Listed records —
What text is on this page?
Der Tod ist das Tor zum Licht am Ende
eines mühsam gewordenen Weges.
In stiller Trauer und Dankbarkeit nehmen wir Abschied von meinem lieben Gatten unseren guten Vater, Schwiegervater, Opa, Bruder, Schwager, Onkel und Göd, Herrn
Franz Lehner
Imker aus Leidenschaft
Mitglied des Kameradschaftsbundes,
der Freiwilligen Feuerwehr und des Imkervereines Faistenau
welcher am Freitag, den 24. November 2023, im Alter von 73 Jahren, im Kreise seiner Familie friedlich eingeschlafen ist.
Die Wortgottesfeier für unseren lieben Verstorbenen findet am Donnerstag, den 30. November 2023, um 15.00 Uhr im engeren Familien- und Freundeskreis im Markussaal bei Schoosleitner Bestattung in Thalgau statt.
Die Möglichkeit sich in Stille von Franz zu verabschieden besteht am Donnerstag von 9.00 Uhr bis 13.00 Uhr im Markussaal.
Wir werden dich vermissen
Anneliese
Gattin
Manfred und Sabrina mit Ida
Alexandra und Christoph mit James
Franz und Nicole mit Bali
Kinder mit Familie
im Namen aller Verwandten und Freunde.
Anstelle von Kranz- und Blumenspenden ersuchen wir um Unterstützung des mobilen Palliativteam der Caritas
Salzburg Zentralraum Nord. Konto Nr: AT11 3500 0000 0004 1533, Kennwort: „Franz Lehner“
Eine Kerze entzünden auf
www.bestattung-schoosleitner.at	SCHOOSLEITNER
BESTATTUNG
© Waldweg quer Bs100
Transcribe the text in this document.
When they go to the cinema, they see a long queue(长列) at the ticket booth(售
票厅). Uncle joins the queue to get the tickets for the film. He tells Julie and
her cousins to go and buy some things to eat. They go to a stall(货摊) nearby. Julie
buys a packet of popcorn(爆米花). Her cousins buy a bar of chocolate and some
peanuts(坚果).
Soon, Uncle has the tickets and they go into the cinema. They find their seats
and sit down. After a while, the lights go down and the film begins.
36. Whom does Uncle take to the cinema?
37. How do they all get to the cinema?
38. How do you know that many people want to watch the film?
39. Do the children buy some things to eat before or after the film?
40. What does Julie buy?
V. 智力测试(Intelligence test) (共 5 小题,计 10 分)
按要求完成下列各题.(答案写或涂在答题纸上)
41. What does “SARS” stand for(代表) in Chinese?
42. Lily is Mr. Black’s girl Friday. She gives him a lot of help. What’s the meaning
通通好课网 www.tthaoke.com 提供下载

To do —
Reproduce exactly the lines from the one containing "Transcribe the text in this document." through the last line of the records above, including both, and nothing else.

Answer for the task —
Transcribe the text in this document.
When they go to the cinema, they see a long queue(长列) at the ticket booth(售
票厅). Uncle joins the queue to get the tickets for the film. He tells Julie and
her cousins to go and buy some things to eat. They go to a stall(货摊) nearby. Julie
buys a packet of popcorn(爆米花). Her cousins buy a bar of chocolate and some
peanuts(坚果).
Soon, Uncle has the tickets and they go into the cinema. They find their seats
and sit down. After a while, the lights go down and the film begins.
36. Whom does Uncle take to the cinema?
37. How do they all get to the cinema?
38. How do you know that many people want to watch the film?
39. Do the children buy some things to eat before or after the film?
40. What does Julie buy?
V. 智力测试(Intelligence test) (共 5 小题,计 10 分)
按要求完成下列各题.(答案写或涂在答题纸上)
41. What does “SARS” stand for(代表) in Chinese?
42. Lily is Mr. Black’s girl Friday. She gives him a lot of help. What’s the meaning
通通好课网 www.tthaoke.com 提供下载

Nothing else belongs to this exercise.